GIVEN INSTRUCTION:
Write out all of the entries exactly, please.

GIVEN ENTRIES:

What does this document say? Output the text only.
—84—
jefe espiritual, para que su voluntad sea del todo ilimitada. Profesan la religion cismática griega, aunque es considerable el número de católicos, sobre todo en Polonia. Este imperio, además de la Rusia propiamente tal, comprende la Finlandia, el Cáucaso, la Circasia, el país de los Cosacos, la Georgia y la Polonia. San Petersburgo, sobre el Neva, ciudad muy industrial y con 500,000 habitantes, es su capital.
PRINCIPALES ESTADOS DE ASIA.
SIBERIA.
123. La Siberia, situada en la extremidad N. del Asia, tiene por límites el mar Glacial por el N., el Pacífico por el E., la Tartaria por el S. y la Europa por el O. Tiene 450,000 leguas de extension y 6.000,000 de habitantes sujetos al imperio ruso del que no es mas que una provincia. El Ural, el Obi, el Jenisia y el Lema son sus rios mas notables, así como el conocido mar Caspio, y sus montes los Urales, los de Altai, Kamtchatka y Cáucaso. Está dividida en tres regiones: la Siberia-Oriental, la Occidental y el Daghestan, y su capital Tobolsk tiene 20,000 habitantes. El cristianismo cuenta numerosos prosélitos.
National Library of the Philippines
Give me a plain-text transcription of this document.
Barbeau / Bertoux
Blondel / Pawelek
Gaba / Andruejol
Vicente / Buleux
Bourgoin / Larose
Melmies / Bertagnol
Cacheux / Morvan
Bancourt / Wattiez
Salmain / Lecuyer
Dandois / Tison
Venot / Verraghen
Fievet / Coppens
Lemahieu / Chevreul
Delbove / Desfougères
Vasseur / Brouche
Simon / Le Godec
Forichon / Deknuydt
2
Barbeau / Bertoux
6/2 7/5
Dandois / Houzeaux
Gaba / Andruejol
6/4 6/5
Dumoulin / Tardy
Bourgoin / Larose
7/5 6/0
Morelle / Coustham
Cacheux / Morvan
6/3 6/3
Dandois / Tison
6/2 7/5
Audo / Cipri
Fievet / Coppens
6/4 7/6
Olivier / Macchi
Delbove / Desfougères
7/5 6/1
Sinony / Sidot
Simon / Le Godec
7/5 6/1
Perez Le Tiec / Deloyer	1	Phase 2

RESULT FOR THIS TASK:
What does this document say? Output the text only.
—84—
jefe espiritual, para que su voluntad sea del todo ilimitada. Profesan la religion cismática griega, aunque es considerable el número de católicos, sobre todo en Polonia. Este imperio, además de la Rusia propiamente tal, comprende la Finlandia, el Cáucaso, la Circasia, el país de los Cosacos, la Georgia y la Polonia. San Petersburgo, sobre el Neva, ciudad muy industrial y con 500,000 habitantes, es su capital.
PRINCIPALES ESTADOS DE ASIA.
SIBERIA.
123. La Siberia, situada en la extremidad N. del Asia, tiene por límites el mar Glacial por el N., el Pacífico por el E., la Tartaria por el S. y la Europa por el O. Tiene 450,000 leguas de extension y 6.000,000 de habitantes sujetos al imperio ruso del que no es mas que una provincia. El Ural, el Obi, el Jenisia y el Lema son sus rios mas notables, así como el conocido mar Caspio, y sus montes los Urales, los de Altai, Kamtchatka y Cáucaso. Está dividida en tres regiones: la Siberia-Oriental, la Occidental y el Daghestan, y su capital Tobolsk tiene 20,000 habitantes. El cristianismo cuenta numerosos prosélitos.
National Library of the Philippines
Give me a plain-text transcription of this document.
Barbeau / Bertoux
Blondel / Pawelek
Gaba / Andruejol
Vicente / Buleux
Bourgoin / Larose
Melmies / Bertagnol
Cacheux / Morvan
Bancourt / Wattiez
Salmain / Lecuyer
Dandois / Tison
Venot / Verraghen
Fievet / Coppens
Lemahieu / Chevreul
Delbove / Desfougères
Vasseur / Brouche
Simon / Le Godec
Forichon / Deknuydt
2
Barbeau / Bertoux
6/2 7/5
Dandois / Houzeaux
Gaba / Andruejol
6/4 6/5
Dumoulin / Tardy
Bourgoin / Larose
7/5 6/0
Morelle / Coustham
Cacheux / Morvan
6/3 6/3
Dandois / Tison
6/2 7/5
Audo / Cipri
Fievet / Coppens
6/4 7/6
Olivier / Macchi
Delbove / Desfougères
7/5 6/1
Sinony / Sidot
Simon / Le Godec
7/5 6/1
Perez Le Tiec / Deloyer	1	Phase 2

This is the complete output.